WHAT THE TASK REQUIRES: Return exactly the lines from the one containing "Convert this document image to plain text." through the last line of the records below, both included, and leave out any pictures.
* BEGIN *
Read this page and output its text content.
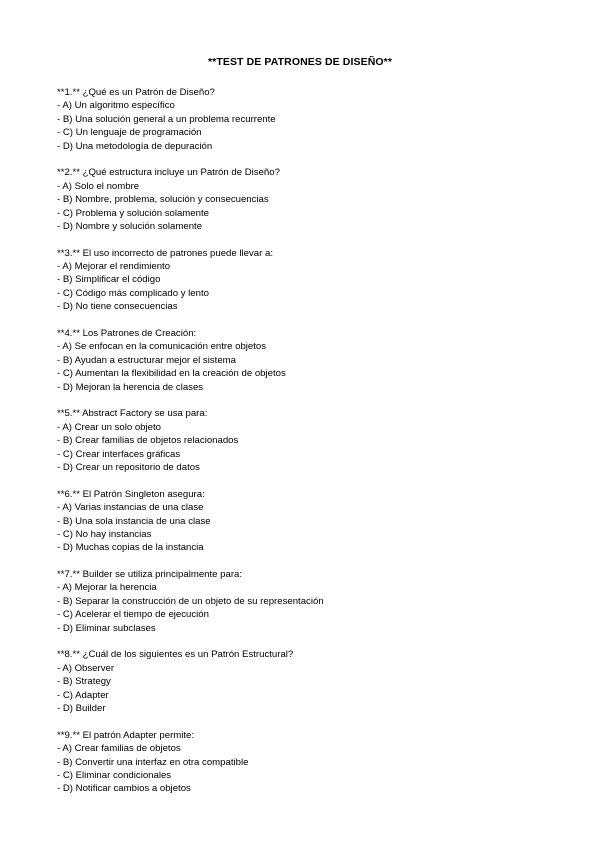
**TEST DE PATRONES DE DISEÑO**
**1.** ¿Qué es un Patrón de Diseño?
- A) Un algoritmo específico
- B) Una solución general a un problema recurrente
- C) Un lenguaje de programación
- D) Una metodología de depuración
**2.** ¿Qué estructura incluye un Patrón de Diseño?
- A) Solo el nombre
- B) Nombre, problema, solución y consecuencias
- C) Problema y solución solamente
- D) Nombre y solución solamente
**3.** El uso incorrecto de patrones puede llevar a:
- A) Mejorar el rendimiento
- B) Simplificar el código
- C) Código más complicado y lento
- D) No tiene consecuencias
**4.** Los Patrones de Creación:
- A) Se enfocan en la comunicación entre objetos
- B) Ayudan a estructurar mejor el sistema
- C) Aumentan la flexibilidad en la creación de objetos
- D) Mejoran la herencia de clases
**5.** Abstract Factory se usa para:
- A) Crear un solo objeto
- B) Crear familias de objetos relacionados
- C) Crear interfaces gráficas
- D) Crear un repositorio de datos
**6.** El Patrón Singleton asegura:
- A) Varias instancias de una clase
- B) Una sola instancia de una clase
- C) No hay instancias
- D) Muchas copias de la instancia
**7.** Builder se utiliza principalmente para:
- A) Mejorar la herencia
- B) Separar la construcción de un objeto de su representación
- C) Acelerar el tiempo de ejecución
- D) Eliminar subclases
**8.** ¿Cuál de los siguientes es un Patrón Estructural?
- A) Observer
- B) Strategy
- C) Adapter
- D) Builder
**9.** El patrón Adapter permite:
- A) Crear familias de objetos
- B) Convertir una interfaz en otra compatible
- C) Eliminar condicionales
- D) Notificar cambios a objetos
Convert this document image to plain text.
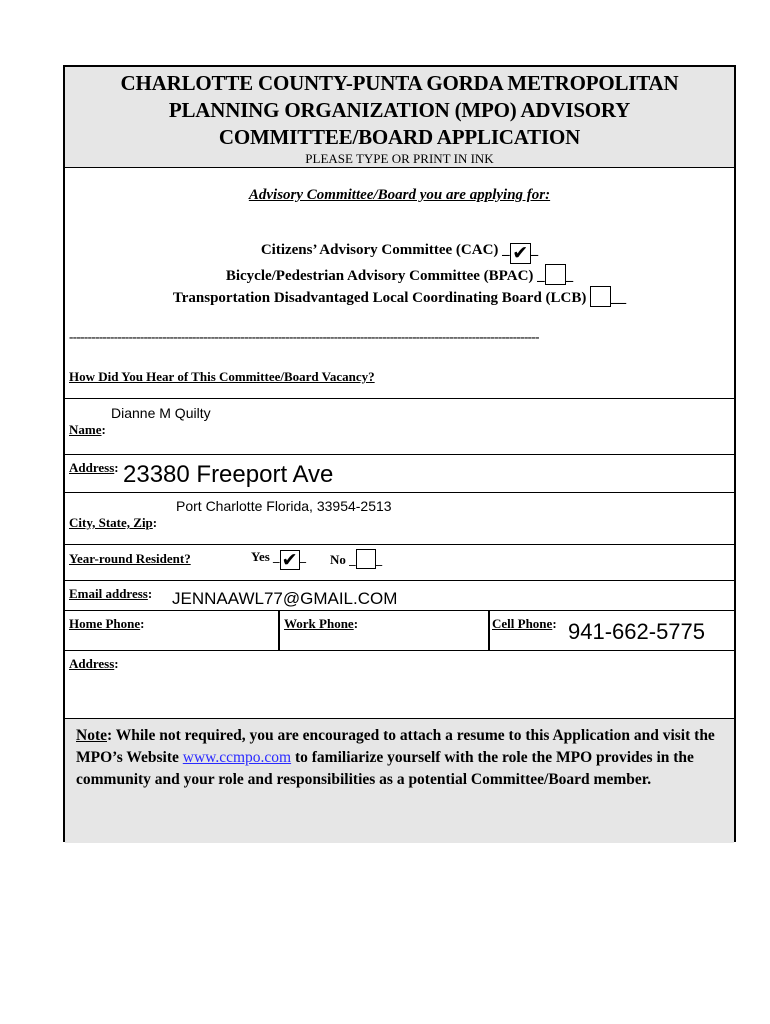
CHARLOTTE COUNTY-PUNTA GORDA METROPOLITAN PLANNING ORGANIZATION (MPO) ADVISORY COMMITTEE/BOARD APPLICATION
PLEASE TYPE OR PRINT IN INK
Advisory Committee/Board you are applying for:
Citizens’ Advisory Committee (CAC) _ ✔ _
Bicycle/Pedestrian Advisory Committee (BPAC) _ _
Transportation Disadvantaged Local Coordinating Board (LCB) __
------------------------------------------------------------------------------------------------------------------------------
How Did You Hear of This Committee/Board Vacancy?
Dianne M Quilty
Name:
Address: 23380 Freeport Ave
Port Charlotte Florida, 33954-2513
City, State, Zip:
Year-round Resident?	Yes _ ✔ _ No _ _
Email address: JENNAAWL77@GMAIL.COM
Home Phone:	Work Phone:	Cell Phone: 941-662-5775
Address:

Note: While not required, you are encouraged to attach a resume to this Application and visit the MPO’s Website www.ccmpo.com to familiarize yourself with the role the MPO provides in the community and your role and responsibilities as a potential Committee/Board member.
* END *
EXPECTED ANSWER:
Convert this document image to plain text.
CHARLOTTE COUNTY-PUNTA GORDA METROPOLITAN PLANNING ORGANIZATION (MPO) ADVISORY COMMITTEE/BOARD APPLICATION
PLEASE TYPE OR PRINT IN INK
Advisory Committee/Board you are applying for:
Citizens’ Advisory Committee (CAC) _ ✔ _
Bicycle/Pedestrian Advisory Committee (BPAC) _ _
Transportation Disadvantaged Local Coordinating Board (LCB) __
------------------------------------------------------------------------------------------------------------------------------
How Did You Hear of This Committee/Board Vacancy?
Dianne M Quilty
Name:
Address: 23380 Freeport Ave
Port Charlotte Florida, 33954-2513
City, State, Zip:
Year-round Resident?	Yes _ ✔ _ No _ _
Email address: JENNAAWL77@GMAIL.COM
Home Phone:	Work Phone:	Cell Phone: 941-662-5775
Address:

Note: While not required, you are encouraged to attach a resume to this Application and visit the MPO’s Website www.ccmpo.com to familiarize yourself with the role the MPO provides in the community and your role and responsibilities as a potential Committee/Board member.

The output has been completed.